— SOURCE DATA —

....................

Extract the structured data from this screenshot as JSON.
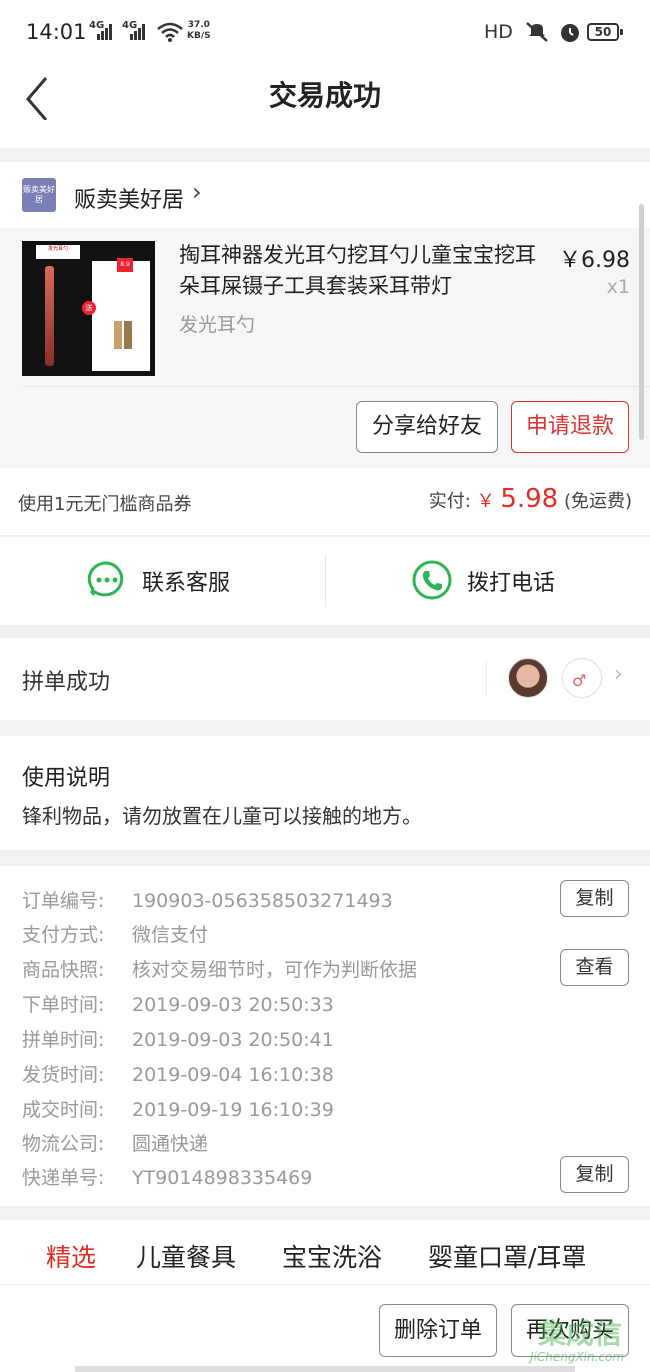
{
  "status_bar": {
    "time": "14:01",
    "net1": "4G",
    "net2": "4G",
    "speed_value": "37.0",
    "speed_unit": "KB/S",
    "hd": "HD",
    "battery": "50"
  },
  "nav": {
    "title": "交易成功"
  },
  "shop": {
    "logo_text": "贩卖美好居",
    "name": "贩卖美好居"
  },
  "product": {
    "title": "掏耳神器发光耳勺挖耳勺儿童宝宝挖耳朵耳屎镊子工具套装采耳带灯",
    "spec": "发光耳勺",
    "price": "￥6.98",
    "qty": "x1",
    "image_tag": "发光耳勺",
    "image_gift": "送",
    "image_badge": "8.9",
    "share_label": "分享给好友",
    "refund_label": "申请退款"
  },
  "payment": {
    "coupon": "使用1元无门槛商品券",
    "paid_label": "实付:",
    "currency": "￥",
    "amount": "5.98",
    "shipping_note": "(免运费)"
  },
  "contact": {
    "service_label": "联系客服",
    "phone_label": "拨打电话"
  },
  "group": {
    "label": "拼单成功"
  },
  "usage": {
    "title": "使用说明",
    "text": "锋利物品，请勿放置在儿童可以接触的地方。"
  },
  "details": {
    "rows": [
      {
        "key": "订单编号:",
        "value": "190903-056358503271493"
      },
      {
        "key": "支付方式:",
        "value": "微信支付"
      },
      {
        "key": "商品快照:",
        "value": "核对交易细节时，可作为判断依据"
      },
      {
        "key": "下单时间:",
        "value": "2019-09-03 20:50:33"
      },
      {
        "key": "拼单时间:",
        "value": "2019-09-03 20:50:41"
      },
      {
        "key": "发货时间:",
        "value": "2019-09-04 16:10:38"
      },
      {
        "key": "成交时间:",
        "value": "2019-09-19 16:10:39"
      },
      {
        "key": "物流公司:",
        "value": "圆通快递"
      },
      {
        "key": "快递单号:",
        "value": "YT9014898335469"
      }
    ],
    "copy_label": "复制",
    "view_label": "查看"
  },
  "tabs": [
    "精选",
    "儿童餐具",
    "宝宝洗浴",
    "婴童口罩/耳罩"
  ],
  "footer": {
    "delete_label": "删除订单",
    "rebuy_label": "再次购买"
  },
  "watermark": {
    "main": "集成信",
    "sub": "JiChengXin.com"
  },
  "colors": {
    "accent_red": "#e02e24",
    "wechat_green": "#2eb553"
  }
}
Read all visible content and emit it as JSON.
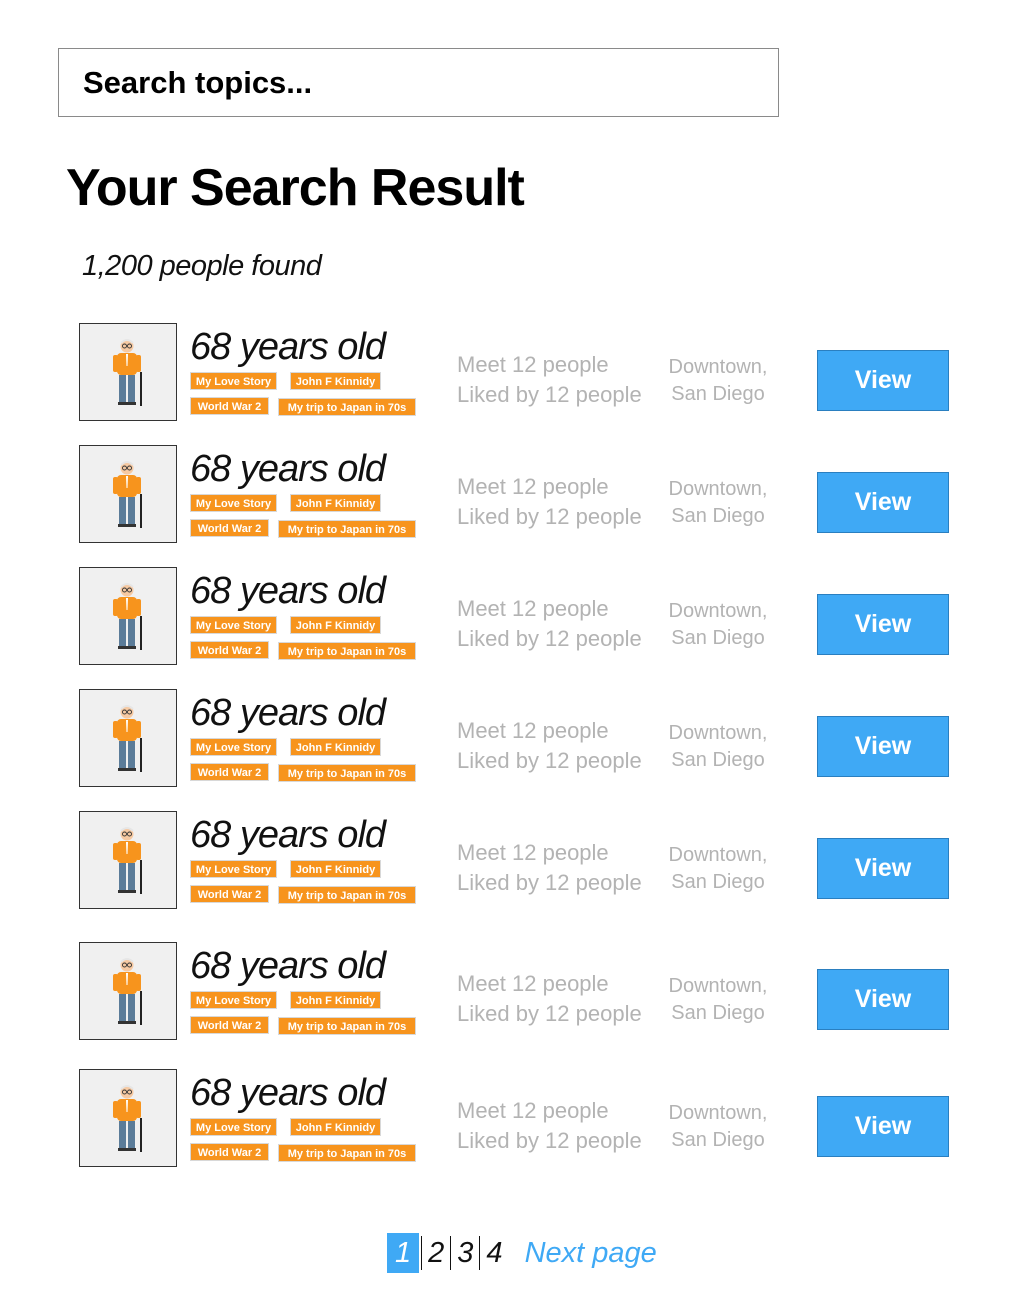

....................

— TASK PROMPT —
Exclude the pictures and repeat every other part of the records word for word.

— EXERCISE OUTPUT —
Extract the structured data from this screenshot as JSON.
{
  "status_bar": {
    "time": "14:01",
    "net1": "4G",
    "net2": "4G",
    "speed_value": "37.0",
    "speed_unit": "KB/S",
    "hd": "HD",
    "battery": "50"
  },
  "nav": {
    "title": "交易成功"
  },
  "shop": {
    "logo_text": "贩卖美好居",
    "name": "贩卖美好居"
  },
  "product": {
    "title": "掏耳神器发光耳勺挖耳勺儿童宝宝挖耳朵耳屎镊子工具套装采耳带灯",
    "spec": "发光耳勺",
    "price": "￥6.98",
    "qty": "x1",
    "image_tag": "发光耳勺",
    "image_gift": "送",
    "image_badge": "8.9",
    "share_label": "分享给好友",
    "refund_label": "申请退款"
  },
  "payment": {
    "coupon": "使用1元无门槛商品券",
    "paid_label": "实付:",
    "currency": "￥",
    "amount": "5.98",
    "shipping_note": "(免运费)"
  },
  "contact": {
    "service_label": "联系客服",
    "phone_label": "拨打电话"
  },
  "group": {
    "label": "拼单成功"
  },
  "usage": {
    "title": "使用说明",
    "text": "锋利物品，请勿放置在儿童可以接触的地方。"
  },
  "details": {
    "rows": [
      {
        "key": "订单编号:",
        "value": "190903-056358503271493"
      },
      {
        "key": "支付方式:",
        "value": "微信支付"
      },
      {
        "key": "商品快照:",
        "value": "核对交易细节时，可作为判断依据"
      },
      {
        "key": "下单时间:",
        "value": "2019-09-03 20:50:33"
      },
      {
        "key": "拼单时间:",
        "value": "2019-09-03 20:50:41"
      },
      {
        "key": "发货时间:",
        "value": "2019-09-04 16:10:38"
      },
      {
        "key": "成交时间:",
        "value": "2019-09-19 16:10:39"
      },
      {
        "key": "物流公司:",
        "value": "圆通快递"
      },
      {
        "key": "快递单号:",
        "value": "YT9014898335469"
      }
    ],
    "copy_label": "复制",
    "view_label": "查看"
  },
  "tabs": [
    "精选",
    "儿童餐具",
    "宝宝洗浴",
    "婴童口罩/耳罩"
  ],
  "footer": {
    "delete_label": "删除订单",
    "rebuy_label": "再次购买"
  },
  "watermark": {
    "main": "集成信",
    "sub": "JiChengXin.com"
  },
  "colors": {
    "accent_red": "#e02e24",
    "wechat_green": "#2eb553"
  }
}
Read all visible content and emit it as JSON.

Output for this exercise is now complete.